What to do:
Pull out every line containing the string "экологической".

:: Information supplied

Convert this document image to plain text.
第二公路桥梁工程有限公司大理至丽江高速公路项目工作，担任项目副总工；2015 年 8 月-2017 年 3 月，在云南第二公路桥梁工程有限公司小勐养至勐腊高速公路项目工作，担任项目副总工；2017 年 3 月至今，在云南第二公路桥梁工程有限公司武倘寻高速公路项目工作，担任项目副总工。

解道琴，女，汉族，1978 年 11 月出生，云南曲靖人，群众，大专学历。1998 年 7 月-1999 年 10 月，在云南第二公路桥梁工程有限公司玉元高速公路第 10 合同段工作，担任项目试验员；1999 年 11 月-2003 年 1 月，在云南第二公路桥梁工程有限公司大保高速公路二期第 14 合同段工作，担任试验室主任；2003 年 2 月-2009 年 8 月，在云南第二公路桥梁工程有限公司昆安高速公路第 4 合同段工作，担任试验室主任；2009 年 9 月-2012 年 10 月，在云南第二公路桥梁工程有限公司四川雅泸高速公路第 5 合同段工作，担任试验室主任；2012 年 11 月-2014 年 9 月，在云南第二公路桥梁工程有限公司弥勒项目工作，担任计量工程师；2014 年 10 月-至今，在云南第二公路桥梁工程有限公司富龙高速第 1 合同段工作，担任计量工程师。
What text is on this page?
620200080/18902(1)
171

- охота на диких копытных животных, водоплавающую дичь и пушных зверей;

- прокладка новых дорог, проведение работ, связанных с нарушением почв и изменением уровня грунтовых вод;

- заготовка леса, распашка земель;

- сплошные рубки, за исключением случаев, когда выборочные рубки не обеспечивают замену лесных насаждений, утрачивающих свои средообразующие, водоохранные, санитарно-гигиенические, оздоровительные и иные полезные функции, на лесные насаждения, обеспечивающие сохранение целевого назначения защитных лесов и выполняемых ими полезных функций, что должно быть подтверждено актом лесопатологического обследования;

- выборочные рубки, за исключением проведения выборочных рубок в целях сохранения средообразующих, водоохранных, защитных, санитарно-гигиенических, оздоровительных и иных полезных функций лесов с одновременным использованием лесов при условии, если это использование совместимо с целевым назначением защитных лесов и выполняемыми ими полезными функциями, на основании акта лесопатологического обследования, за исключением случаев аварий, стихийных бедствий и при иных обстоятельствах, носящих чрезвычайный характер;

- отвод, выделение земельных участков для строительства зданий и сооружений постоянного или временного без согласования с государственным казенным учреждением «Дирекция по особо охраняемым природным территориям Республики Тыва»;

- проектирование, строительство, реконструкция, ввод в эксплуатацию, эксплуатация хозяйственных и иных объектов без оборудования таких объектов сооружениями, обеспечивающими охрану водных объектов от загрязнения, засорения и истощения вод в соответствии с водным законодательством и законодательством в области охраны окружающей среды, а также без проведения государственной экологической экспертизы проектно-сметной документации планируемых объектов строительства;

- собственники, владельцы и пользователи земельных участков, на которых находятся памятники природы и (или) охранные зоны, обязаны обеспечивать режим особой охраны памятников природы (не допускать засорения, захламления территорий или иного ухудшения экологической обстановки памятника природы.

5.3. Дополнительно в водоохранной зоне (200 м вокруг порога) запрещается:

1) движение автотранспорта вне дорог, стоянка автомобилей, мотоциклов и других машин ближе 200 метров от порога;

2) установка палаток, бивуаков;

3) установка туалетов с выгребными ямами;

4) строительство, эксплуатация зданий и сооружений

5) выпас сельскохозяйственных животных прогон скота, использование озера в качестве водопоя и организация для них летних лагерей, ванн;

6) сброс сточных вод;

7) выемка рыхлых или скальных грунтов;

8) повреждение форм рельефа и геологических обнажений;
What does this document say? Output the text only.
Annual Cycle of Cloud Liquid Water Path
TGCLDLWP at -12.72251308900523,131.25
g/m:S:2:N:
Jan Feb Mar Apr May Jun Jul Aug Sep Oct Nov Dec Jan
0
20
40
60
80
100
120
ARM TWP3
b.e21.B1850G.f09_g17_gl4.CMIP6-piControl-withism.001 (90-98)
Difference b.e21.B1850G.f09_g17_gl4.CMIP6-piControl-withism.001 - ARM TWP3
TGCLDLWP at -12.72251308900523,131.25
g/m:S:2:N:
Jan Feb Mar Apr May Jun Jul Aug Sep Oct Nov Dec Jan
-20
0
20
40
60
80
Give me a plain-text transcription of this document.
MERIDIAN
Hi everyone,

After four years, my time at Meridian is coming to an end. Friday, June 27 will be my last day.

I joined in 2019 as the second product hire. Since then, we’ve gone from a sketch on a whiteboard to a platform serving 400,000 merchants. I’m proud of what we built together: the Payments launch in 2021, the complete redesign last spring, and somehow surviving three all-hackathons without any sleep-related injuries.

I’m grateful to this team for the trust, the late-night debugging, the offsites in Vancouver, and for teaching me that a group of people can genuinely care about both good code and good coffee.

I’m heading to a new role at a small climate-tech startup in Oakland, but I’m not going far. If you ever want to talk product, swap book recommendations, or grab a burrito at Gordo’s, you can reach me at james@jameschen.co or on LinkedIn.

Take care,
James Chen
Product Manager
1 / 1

::::

Answer for this exercise:
- проектирование, строительство, реконструкция, ввод в эксплуатацию, эксплуатация хозяйственных и иных объектов без оборудования таких объектов сооружениями, обеспечивающими охрану водных объектов от загрязнения, засорения и истощения вод в соответствии с водным законодательством и законодательством в области охраны окружающей среды, а также без проведения государственной экологической экспертизы проектно-сметной документации планируемых объектов строительства;
- собственники, владельцы и пользователи земельных участков, на которых находятся памятники природы и (или) охранные зоны, обязаны обеспечивать режим особой охраны памятников природы (не допускать засорения, захламления территорий или иного ухудшения экологической обстановки памятника природы.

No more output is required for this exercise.